-- Opening Marker --
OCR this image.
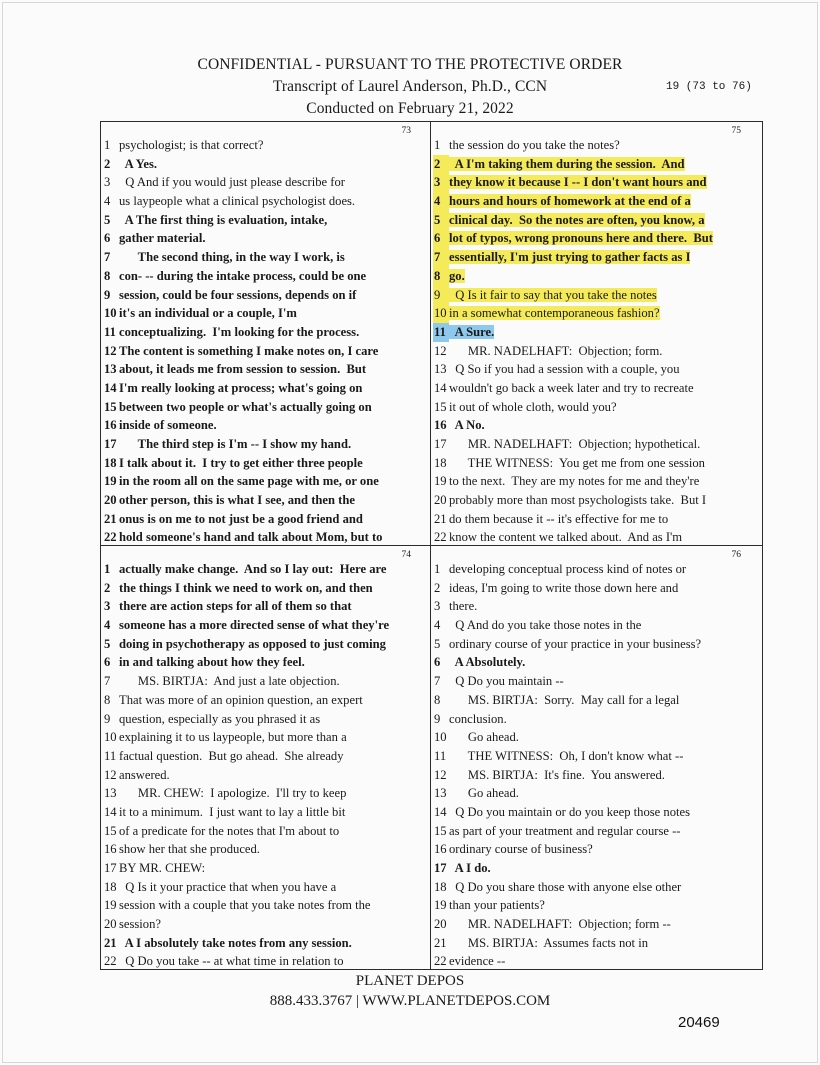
CONFIDENTIAL - PURSUANT TO THE PROTECTIVE ORDER
Transcript of Laurel Anderson, Ph.D., CCN
Conducted on February 21, 2022
19 (73 to 76)
73
1 psychologist; is that correct?
2  A Yes.
3  Q And if you would just please describe for
4 us laypeople what a clinical psychologist does.
5  A The first thing is evaluation, intake,
6 gather material.
7      The second thing, in the way I work, is
8 con- -- during the intake process, could be one
9 session, could be four sessions, depends on if
10 it's an individual or a couple, I'm
11 conceptualizing.  I'm looking for the process.
12 The content is something I make notes on, I care
13 about, it leads me from session to session.  But
14 I'm really looking at process; what's going on
15 between two people or what's actually going on
16 inside of someone.
17      The third step is I'm -- I show my hand.
18 I talk about it.  I try to get either three people
19 in the room all on the same page with me, or one
20 other person, this is what I see, and then the
21 onus is on me to not just be a good friend and
22 hold someone's hand and talk about Mom, but to
75
1 the session do you take the notes?
2  A I'm taking them during the session.  And
3 they know it because I -- I don't want hours and
4 hours and hours of homework at the end of a
5 clinical day.  So the notes are often, you know, a
6 lot of typos, wrong pronouns here and there.  But
7 essentially, I'm just trying to gather facts as I
8 go.
9  Q Is it fair to say that you take the notes
10 in a somewhat contemporaneous fashion?
11  A Sure.
12      MR. NADELHAFT:  Objection; form.
13  Q So if you had a session with a couple, you
14 wouldn't go back a week later and try to recreate
15 it out of whole cloth, would you?
16  A No.
17      MR. NADELHAFT:  Objection; hypothetical.
18      THE WITNESS:  You get me from one session
19 to the next.  They are my notes for me and they're
20 probably more than most psychologists take.  But I
21 do them because it -- it's effective for me to
22 know the content we talked about.  And as I'm
74
1 actually make change.  And so I lay out:  Here are
2 the things I think we need to work on, and then
3 there are action steps for all of them so that
4 someone has a more directed sense of what they're
5 doing in psychotherapy as opposed to just coming
6 in and talking about how they feel.
7      MS. BIRTJA:  And just a late objection.
8 That was more of an opinion question, an expert
9 question, especially as you phrased it as
10 explaining it to us laypeople, but more than a
11 factual question.  But go ahead.  She already
12 answered.
13      MR. CHEW:  I apologize.  I'll try to keep
14 it to a minimum.  I just want to lay a little bit
15 of a predicate for the notes that I'm about to
16 show her that she produced.
17 BY MR. CHEW:
18  Q Is it your practice that when you have a
19 session with a couple that you take notes from the
20 session?
21  A I absolutely take notes from any session.
22  Q Do you take -- at what time in relation to
76
1 developing conceptual process kind of notes or
2 ideas, I'm going to write those down here and
3 there.
4  Q And do you take those notes in the
5 ordinary course of your practice in your business?
6  A Absolutely.
7  Q Do you maintain --
8      MS. BIRTJA:  Sorry.  May call for a legal
9 conclusion.
10      Go ahead.
11      THE WITNESS:  Oh, I don't know what --
12      MS. BIRTJA:  It's fine.  You answered.
13      Go ahead.
14  Q Do you maintain or do you keep those notes
15 as part of your treatment and regular course --
16 ordinary course of business?
17  A I do.
18  Q Do you share those with anyone else other
19 than your patients?
20      MR. NADELHAFT:  Objection; form --
21      MS. BIRTJA:  Assumes facts not in
22 evidence --
PLANET DEPOS
888.433.3767 | WWW.PLANETDEPOS.COM
20469
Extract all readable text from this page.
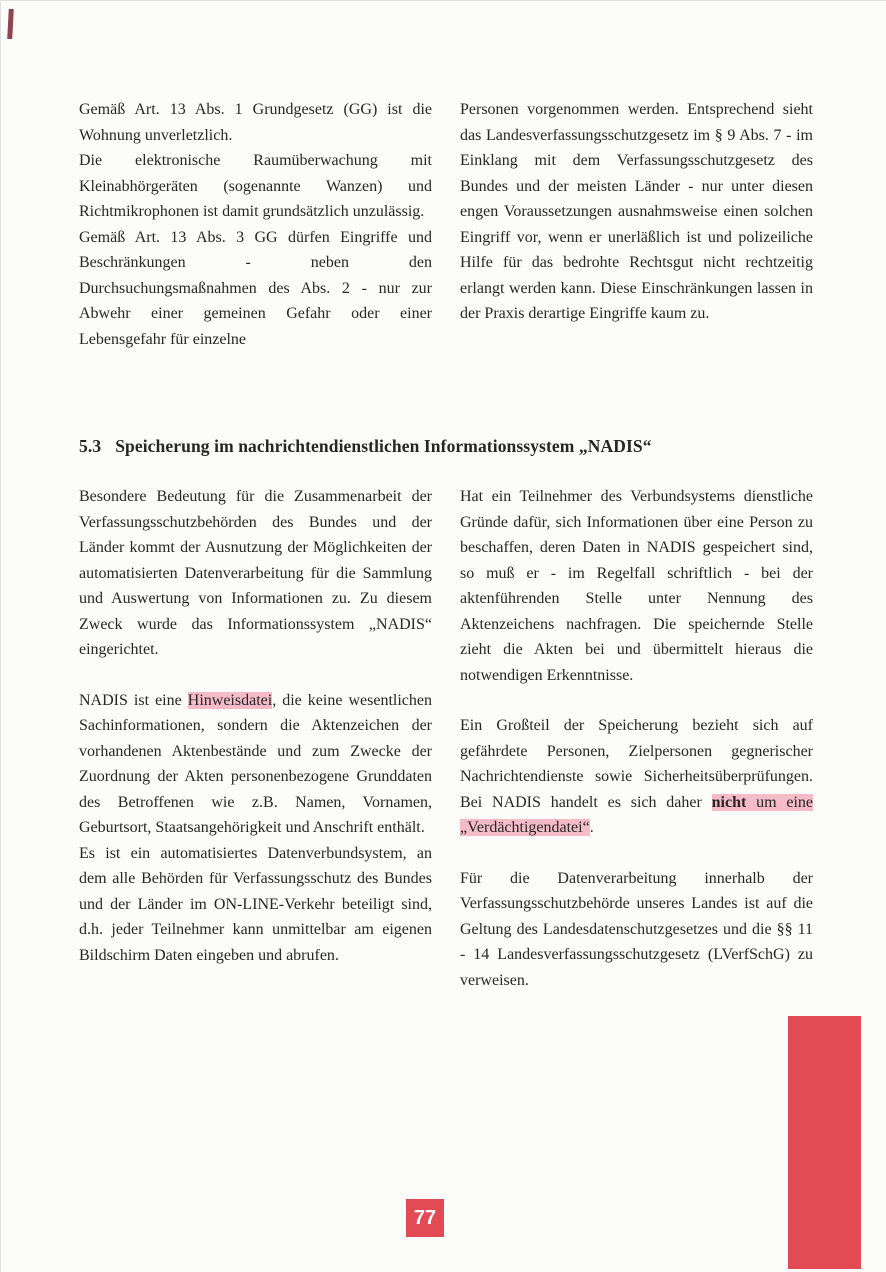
Gemäß Art. 13 Abs. 1 Grundgesetz (GG) ist die Wohnung unverletzlich.

Die elektronische Raumüberwachung mit Kleinabhörgeräten (sogenannte Wanzen) und Richtmikrophonen ist damit grundsätzlich unzulässig.

Gemäß Art. 13 Abs. 3 GG dürfen Eingriffe und Beschränkungen - neben den Durchsuchungsmaßnahmen des Abs. 2 - nur zur Abwehr einer gemeinen Gefahr oder einer Lebensgefahr für einzelne

Personen vorgenommen werden. Entsprechend sieht das Landesverfassungsschutzgesetz im § 9 Abs. 7 - im Einklang mit dem Verfassungsschutzgesetz des Bundes und der meisten Länder - nur unter diesen engen Voraussetzungen ausnahmsweise einen solchen Eingriff vor, wenn er unerläßlich ist und polizeiliche Hilfe für das bedrohte Rechtsgut nicht rechtzeitig erlangt werden kann. Diese Einschränkungen lassen in der Praxis derartige Eingriffe kaum zu.

5.3 Speicherung im nachrichtendienstlichen Informationssystem „NADIS“

Besondere Bedeutung für die Zusammenarbeit der Verfassungsschutzbehörden des Bundes und der Länder kommt der Ausnutzung der Möglichkeiten der automatisierten Datenverarbeitung für die Sammlung und Auswertung von Informationen zu. Zu diesem Zweck wurde das Informationssystem „NADIS“ eingerichtet.

NADIS ist eine Hinweisdatei, die keine wesentlichen Sachinformationen, sondern die Aktenzeichen der vorhandenen Aktenbestände und zum Zwecke der Zuordnung der Akten personenbezogene Grunddaten des Betroffenen wie z.B. Namen, Vornamen, Geburtsort, Staatsangehörigkeit und Anschrift enthält.

Es ist ein automatisiertes Datenverbundsystem, an dem alle Behörden für Verfassungsschutz des Bundes und der Länder im ON-LINE-Verkehr beteiligt sind, d.h. jeder Teilnehmer kann unmittelbar am eigenen Bildschirm Daten eingeben und abrufen.

Hat ein Teilnehmer des Verbundsystems dienstliche Gründe dafür, sich Informationen über eine Person zu beschaffen, deren Daten in NADIS gespeichert sind, so muß er - im Regelfall schriftlich - bei der aktenführenden Stelle unter Nennung des Aktenzeichens nachfragen. Die speichernde Stelle zieht die Akten bei und übermittelt hieraus die notwendigen Erkenntnisse.

Ein Großteil der Speicherung bezieht sich auf gefährdete Personen, Zielpersonen gegnerischer Nachrichtendienste sowie Sicherheitsüberprüfungen. Bei NADIS handelt es sich daher nicht um eine „Verdächtigendatei“.

Für die Datenverarbeitung innerhalb der Verfassungsschutzbehörde unseres Landes ist auf die Geltung des Landesdatenschutzgesetzes und die §§ 11 - 14 Landesverfassungsschutzgesetz (LVerfSchG) zu verweisen.

77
-- Closing Marker --
ACTION ITEM >> Each line in the entries above that includes the string "session" should be extracted.

SOLUTION TO THE EXERCISE >>
9 session, could be four sessions, depends on if
13 about, it leads me from session to session.  But
1 the session do you take the notes?
2  A I'm taking them during the session.  And
13  Q So if you had a session with a couple, you
18      THE WITNESS:  You get me from one session
19 session with a couple that you take notes from the
20 session?
21  A I absolutely take notes from any session.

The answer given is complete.